Figure contents as structured data:
────────────────────
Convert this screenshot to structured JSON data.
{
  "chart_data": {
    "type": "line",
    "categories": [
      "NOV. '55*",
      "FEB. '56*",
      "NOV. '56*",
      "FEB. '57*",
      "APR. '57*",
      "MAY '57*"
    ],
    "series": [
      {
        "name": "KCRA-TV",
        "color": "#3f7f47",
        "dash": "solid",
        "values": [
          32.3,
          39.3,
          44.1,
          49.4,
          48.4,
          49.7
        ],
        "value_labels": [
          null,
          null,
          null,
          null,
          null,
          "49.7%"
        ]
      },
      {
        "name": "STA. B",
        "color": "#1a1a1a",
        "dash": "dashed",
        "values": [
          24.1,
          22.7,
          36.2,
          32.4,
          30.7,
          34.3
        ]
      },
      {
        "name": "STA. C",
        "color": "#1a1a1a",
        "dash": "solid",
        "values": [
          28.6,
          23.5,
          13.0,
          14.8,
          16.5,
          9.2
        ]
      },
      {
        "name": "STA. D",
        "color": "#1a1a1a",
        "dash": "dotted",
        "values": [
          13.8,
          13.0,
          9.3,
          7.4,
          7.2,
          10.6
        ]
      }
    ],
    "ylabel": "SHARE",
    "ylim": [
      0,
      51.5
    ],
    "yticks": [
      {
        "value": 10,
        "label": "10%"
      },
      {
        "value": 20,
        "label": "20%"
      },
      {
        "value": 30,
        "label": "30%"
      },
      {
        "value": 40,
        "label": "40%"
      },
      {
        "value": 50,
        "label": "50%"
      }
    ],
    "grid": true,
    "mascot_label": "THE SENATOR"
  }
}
────────────────────
_To be done_
Above are some records; extract every one of them exactly.

_Task response_
Convert this screenshot to structured JSON data.
{
  "chart_data": {
    "type": "line",
    "categories": [
      "NOV. '55*",
      "FEB. '56*",
      "NOV. '56*",
      "FEB. '57*",
      "APR. '57*",
      "MAY '57*"
    ],
    "series": [
      {
        "name": "KCRA-TV",
        "color": "#3f7f47",
        "dash": "solid",
        "values": [
          32.3,
          39.3,
          44.1,
          49.4,
          48.4,
          49.7
        ],
        "value_labels": [
          null,
          null,
          null,
          null,
          null,
          "49.7%"
        ]
      },
      {
        "name": "STA. B",
        "color": "#1a1a1a",
        "dash": "dashed",
        "values": [
          24.1,
          22.7,
          36.2,
          32.4,
          30.7,
          34.3
        ]
      },
      {
        "name": "STA. C",
        "color": "#1a1a1a",
        "dash": "solid",
        "values": [
          28.6,
          23.5,
          13.0,
          14.8,
          16.5,
          9.2
        ]
      },
      {
        "name": "STA. D",
        "color": "#1a1a1a",
        "dash": "dotted",
        "values": [
          13.8,
          13.0,
          9.3,
          7.4,
          7.2,
          10.6
        ]
      }
    ],
    "ylabel": "SHARE",
    "ylim": [
      0,
      51.5
    ],
    "yticks": [
      {
        "value": 10,
        "label": "10%"
      },
      {
        "value": 20,
        "label": "20%"
      },
      {
        "value": 30,
        "label": "30%"
      },
      {
        "value": 40,
        "label": "40%"
      },
      {
        "value": 50,
        "label": "50%"
      }
    ],
    "grid": true,
    "mascot_label": "THE SENATOR"
  }
}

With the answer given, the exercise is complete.